## BEGIN THE DATA

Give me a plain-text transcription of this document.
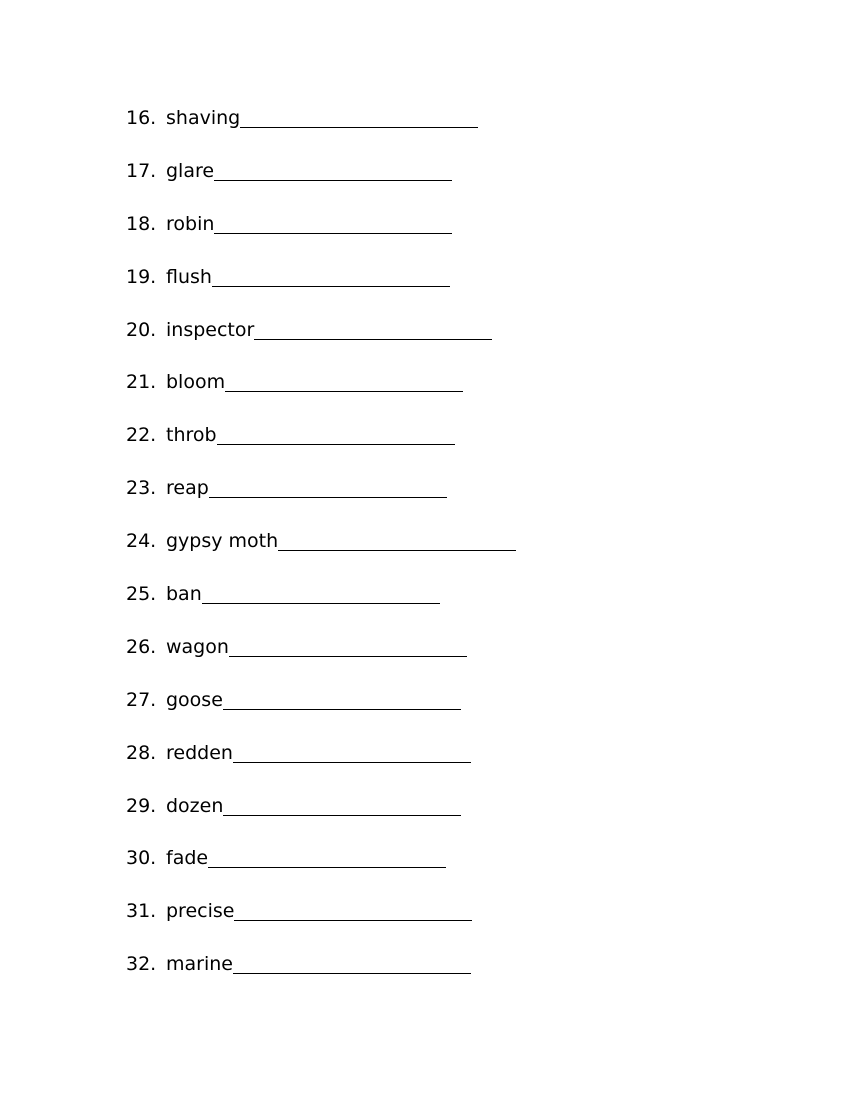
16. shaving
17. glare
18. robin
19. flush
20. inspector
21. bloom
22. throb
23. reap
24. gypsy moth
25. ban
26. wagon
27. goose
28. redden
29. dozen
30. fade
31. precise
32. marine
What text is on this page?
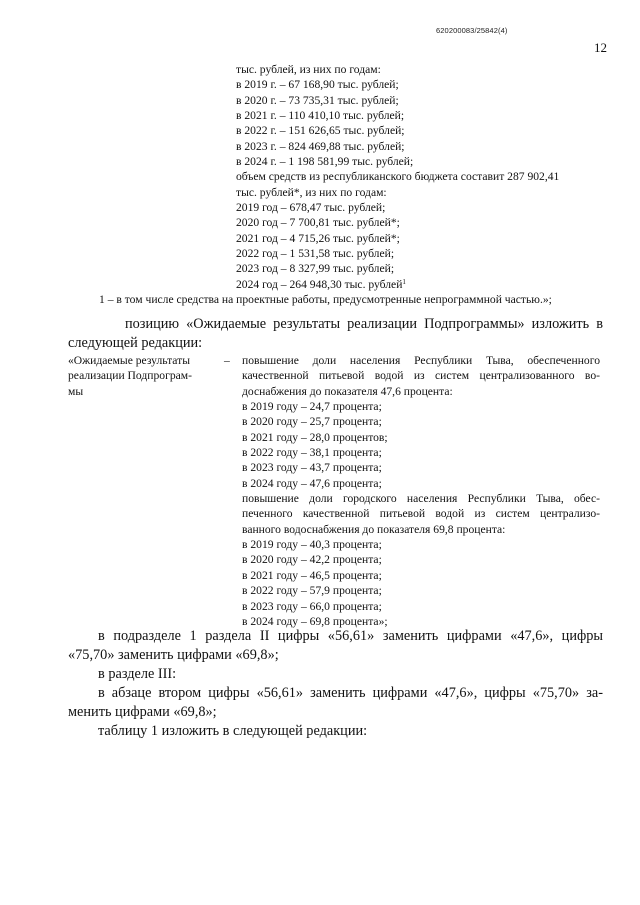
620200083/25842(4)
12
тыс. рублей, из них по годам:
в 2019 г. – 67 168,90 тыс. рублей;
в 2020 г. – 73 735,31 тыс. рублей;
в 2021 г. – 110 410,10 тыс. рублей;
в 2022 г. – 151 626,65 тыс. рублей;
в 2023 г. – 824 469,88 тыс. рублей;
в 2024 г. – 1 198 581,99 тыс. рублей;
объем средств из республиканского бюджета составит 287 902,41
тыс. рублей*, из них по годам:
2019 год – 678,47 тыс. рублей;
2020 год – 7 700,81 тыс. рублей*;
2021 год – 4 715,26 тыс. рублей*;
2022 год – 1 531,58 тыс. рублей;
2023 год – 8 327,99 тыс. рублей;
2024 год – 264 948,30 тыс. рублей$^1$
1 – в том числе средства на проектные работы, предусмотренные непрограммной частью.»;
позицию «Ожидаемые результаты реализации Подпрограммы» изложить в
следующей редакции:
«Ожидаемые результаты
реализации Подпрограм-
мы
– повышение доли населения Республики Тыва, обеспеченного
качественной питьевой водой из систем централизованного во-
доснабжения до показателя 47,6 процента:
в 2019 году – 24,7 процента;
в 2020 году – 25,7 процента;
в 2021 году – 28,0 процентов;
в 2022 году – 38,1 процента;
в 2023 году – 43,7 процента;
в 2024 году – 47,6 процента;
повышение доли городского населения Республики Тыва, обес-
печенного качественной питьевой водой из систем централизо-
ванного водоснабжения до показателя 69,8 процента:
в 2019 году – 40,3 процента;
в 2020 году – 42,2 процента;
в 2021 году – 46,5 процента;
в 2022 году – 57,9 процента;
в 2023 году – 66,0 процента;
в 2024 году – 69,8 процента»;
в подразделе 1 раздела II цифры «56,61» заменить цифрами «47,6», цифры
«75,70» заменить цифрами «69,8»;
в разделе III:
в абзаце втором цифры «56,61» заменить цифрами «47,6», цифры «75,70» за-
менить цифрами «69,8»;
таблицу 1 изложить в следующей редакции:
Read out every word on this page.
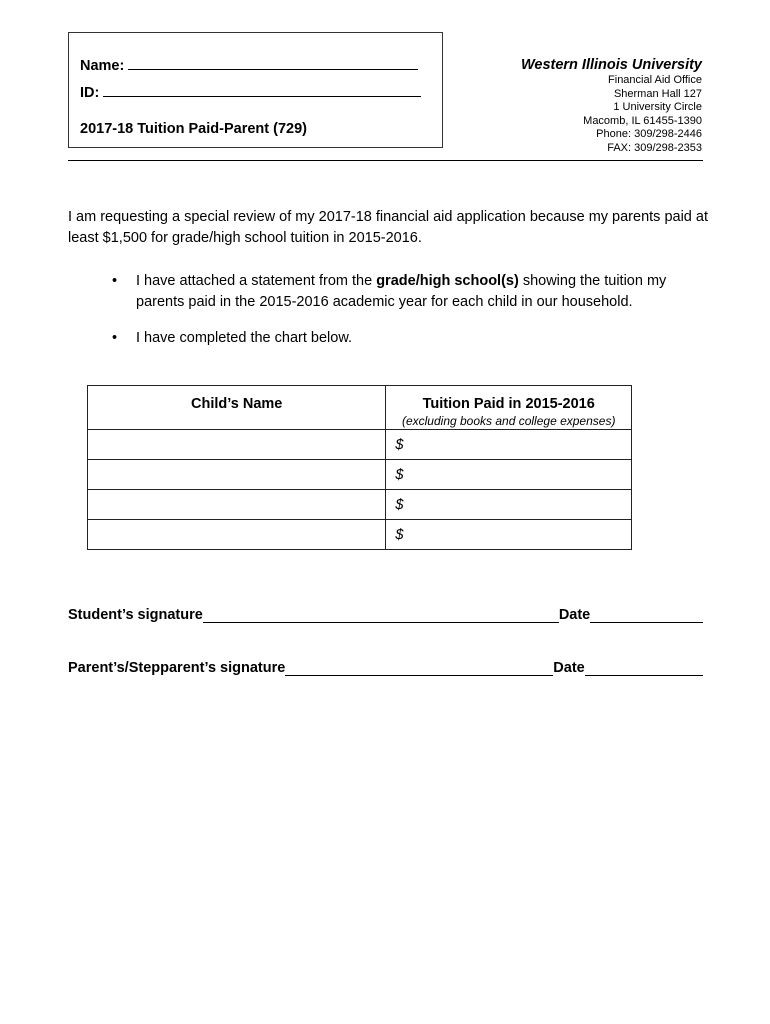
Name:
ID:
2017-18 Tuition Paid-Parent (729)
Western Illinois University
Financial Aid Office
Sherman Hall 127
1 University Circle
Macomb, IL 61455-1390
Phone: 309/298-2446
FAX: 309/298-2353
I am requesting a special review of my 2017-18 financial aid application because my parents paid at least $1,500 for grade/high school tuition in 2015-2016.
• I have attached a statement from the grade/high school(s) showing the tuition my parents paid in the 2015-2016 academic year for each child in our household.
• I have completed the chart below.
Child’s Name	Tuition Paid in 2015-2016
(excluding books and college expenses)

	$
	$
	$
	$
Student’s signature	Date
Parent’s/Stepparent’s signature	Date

## END THE DATA

• **REQUIRED WORK**
Produce an exact copy of each line of data, skipping embedded images.

• **RESULT OF THE TASK**
Give me a plain-text transcription of this document.
16. shaving
17. glare
18. robin
19. flush
20. inspector
21. bloom
22. throb
23. reap
24. gypsy moth
25. ban
26. wagon
27. goose
28. redden
29. dozen
30. fade
31. precise
32. marine
What text is on this page?
620200083/25842(4)
12
тыс. рублей, из них по годам:
в 2019 г. – 67 168,90 тыс. рублей;
в 2020 г. – 73 735,31 тыс. рублей;
в 2021 г. – 110 410,10 тыс. рублей;
в 2022 г. – 151 626,65 тыс. рублей;
в 2023 г. – 824 469,88 тыс. рублей;
в 2024 г. – 1 198 581,99 тыс. рублей;
объем средств из республиканского бюджета составит 287 902,41
тыс. рублей*, из них по годам:
2019 год – 678,47 тыс. рублей;
2020 год – 7 700,81 тыс. рублей*;
2021 год – 4 715,26 тыс. рублей*;
2022 год – 1 531,58 тыс. рублей;
2023 год – 8 327,99 тыс. рублей;
2024 год – 264 948,30 тыс. рублей$^1$
1 – в том числе средства на проектные работы, предусмотренные непрограммной частью.»;
позицию «Ожидаемые результаты реализации Подпрограммы» изложить в
следующей редакции:
«Ожидаемые результаты
реализации Подпрограм-
мы
– повышение доли населения Республики Тыва, обеспеченного
качественной питьевой водой из систем централизованного во-
доснабжения до показателя 47,6 процента:
в 2019 году – 24,7 процента;
в 2020 году – 25,7 процента;
в 2021 году – 28,0 процентов;
в 2022 году – 38,1 процента;
в 2023 году – 43,7 процента;
в 2024 году – 47,6 процента;
повышение доли городского населения Республики Тыва, обес-
печенного качественной питьевой водой из систем централизо-
ванного водоснабжения до показателя 69,8 процента:
в 2019 году – 40,3 процента;
в 2020 году – 42,2 процента;
в 2021 году – 46,5 процента;
в 2022 году – 57,9 процента;
в 2023 году – 66,0 процента;
в 2024 году – 69,8 процента»;
в подразделе 1 раздела II цифры «56,61» заменить цифрами «47,6», цифры
«75,70» заменить цифрами «69,8»;
в разделе III:
в абзаце втором цифры «56,61» заменить цифрами «47,6», цифры «75,70» за-
менить цифрами «69,8»;
таблицу 1 изложить в следующей редакции:
Read out every word on this page.
Name:
ID:
2017-18 Tuition Paid-Parent (729)
Western Illinois University
Financial Aid Office
Sherman Hall 127
1 University Circle
Macomb, IL 61455-1390
Phone: 309/298-2446
FAX: 309/298-2353
I am requesting a special review of my 2017-18 financial aid application because my parents paid at least $1,500 for grade/high school tuition in 2015-2016.
• I have attached a statement from the grade/high school(s) showing the tuition my parents paid in the 2015-2016 academic year for each child in our household.
• I have completed the chart below.
Child’s Name	Tuition Paid in 2015-2016
(excluding books and college expenses)

	$
	$
	$
	$
Student’s signature	Date
Parent’s/Stepparent’s signature	Date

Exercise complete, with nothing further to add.